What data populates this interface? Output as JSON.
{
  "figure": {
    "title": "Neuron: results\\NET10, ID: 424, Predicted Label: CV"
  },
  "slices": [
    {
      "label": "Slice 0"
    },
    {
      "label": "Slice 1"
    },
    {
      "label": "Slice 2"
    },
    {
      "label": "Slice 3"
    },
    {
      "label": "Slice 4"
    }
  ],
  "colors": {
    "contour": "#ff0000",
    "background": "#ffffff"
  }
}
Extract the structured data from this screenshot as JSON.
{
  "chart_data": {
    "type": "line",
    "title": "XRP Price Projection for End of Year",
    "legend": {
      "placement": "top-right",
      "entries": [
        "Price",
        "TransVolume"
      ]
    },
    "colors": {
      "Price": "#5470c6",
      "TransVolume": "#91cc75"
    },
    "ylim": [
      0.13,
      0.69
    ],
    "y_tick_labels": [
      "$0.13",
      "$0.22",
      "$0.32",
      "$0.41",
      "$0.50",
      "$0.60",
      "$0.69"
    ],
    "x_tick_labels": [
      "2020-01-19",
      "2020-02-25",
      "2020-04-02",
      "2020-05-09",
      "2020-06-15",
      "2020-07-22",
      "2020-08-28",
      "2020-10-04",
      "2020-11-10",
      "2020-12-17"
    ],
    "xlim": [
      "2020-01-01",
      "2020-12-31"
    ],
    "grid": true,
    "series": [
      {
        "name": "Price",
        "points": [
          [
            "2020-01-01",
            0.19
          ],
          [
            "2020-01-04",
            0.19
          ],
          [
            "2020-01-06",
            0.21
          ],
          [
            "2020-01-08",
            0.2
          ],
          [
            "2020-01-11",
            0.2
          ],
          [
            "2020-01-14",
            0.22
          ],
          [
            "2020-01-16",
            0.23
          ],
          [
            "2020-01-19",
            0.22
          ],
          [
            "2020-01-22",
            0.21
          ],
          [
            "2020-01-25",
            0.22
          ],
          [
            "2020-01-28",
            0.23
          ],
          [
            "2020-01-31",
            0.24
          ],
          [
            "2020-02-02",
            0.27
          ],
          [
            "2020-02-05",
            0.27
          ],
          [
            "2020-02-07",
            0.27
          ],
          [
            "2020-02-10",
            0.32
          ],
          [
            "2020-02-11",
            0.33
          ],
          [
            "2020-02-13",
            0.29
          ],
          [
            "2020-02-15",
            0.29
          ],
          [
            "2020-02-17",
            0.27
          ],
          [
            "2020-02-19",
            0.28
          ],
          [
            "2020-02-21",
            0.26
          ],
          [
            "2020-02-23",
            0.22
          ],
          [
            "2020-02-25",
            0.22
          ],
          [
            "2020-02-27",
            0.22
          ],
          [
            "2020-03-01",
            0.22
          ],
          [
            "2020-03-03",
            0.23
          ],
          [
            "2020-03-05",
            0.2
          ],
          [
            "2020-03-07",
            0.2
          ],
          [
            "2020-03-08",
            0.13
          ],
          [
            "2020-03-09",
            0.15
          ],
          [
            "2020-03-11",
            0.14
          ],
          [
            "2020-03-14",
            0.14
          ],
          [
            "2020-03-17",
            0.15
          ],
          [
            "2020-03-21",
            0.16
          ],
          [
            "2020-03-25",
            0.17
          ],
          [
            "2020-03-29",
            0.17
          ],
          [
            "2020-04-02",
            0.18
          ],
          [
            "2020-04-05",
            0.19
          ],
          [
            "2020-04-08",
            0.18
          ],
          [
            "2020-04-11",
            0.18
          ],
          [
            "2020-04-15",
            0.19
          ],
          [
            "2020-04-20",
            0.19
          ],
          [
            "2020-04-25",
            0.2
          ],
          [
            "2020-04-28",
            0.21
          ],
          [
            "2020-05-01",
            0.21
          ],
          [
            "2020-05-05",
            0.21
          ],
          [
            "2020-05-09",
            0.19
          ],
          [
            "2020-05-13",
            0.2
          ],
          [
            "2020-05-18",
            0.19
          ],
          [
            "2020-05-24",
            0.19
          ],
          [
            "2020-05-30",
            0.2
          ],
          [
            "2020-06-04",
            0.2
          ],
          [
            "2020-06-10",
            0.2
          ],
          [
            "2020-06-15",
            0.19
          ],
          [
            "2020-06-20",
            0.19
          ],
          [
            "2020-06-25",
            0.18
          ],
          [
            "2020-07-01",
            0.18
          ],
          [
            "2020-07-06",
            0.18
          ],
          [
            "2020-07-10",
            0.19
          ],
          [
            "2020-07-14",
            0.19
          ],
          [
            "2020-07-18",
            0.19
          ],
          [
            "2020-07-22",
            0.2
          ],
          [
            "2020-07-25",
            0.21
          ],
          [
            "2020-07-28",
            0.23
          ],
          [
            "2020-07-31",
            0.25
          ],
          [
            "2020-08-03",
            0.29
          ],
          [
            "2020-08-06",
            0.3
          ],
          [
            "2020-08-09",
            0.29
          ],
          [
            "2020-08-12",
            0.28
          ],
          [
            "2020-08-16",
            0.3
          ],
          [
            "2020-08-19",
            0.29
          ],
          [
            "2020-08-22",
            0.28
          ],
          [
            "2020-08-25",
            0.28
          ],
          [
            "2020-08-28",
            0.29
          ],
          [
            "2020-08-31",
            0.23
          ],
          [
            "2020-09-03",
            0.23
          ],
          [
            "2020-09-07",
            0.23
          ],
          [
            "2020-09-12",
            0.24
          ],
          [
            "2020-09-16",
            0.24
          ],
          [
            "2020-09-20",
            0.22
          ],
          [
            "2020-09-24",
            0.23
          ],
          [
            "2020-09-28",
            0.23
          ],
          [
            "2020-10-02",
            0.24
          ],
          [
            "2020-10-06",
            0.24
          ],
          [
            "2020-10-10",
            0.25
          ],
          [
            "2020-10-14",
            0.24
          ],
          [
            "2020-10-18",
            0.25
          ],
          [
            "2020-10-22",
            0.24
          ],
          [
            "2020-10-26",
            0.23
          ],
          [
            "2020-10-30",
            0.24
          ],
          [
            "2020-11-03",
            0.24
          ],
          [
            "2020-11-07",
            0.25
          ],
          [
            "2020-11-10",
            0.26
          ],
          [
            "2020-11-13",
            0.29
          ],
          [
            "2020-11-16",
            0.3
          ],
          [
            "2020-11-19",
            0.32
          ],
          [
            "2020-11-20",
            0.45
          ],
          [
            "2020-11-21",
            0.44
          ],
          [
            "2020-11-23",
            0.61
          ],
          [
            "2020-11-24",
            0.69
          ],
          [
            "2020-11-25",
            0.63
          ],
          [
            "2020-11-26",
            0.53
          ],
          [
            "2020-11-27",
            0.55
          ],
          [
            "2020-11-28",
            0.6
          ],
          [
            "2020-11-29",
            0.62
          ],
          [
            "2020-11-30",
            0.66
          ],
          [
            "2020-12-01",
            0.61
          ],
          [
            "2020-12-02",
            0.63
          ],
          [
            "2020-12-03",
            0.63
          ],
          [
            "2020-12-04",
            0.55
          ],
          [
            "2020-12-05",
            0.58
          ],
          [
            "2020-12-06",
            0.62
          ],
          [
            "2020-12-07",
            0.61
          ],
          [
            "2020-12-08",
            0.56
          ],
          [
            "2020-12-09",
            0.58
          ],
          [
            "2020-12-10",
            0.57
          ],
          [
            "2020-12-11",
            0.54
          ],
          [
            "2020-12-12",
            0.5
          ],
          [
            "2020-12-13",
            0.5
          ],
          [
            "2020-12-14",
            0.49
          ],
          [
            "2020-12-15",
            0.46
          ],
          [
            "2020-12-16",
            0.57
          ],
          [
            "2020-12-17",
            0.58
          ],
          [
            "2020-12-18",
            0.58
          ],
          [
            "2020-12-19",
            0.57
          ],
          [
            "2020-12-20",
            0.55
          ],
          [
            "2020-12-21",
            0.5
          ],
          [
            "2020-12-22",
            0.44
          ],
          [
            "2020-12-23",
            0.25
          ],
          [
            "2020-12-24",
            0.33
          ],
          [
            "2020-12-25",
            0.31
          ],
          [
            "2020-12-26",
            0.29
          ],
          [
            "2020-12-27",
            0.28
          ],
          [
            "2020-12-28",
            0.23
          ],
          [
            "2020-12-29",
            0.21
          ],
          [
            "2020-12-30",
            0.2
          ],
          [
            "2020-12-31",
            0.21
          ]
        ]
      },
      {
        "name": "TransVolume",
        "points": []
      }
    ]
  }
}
◆ ◆ ◆ ◆
**WHAT YOU ARE ASKED TO DO:**
Go through the listing above and locate each line that holds the word "JSON". Copy those lines.

**ANSWER TO THIS EXERCISE:**
What data populates this interface? Output as JSON.
Extract the structured data from this screenshot as JSON.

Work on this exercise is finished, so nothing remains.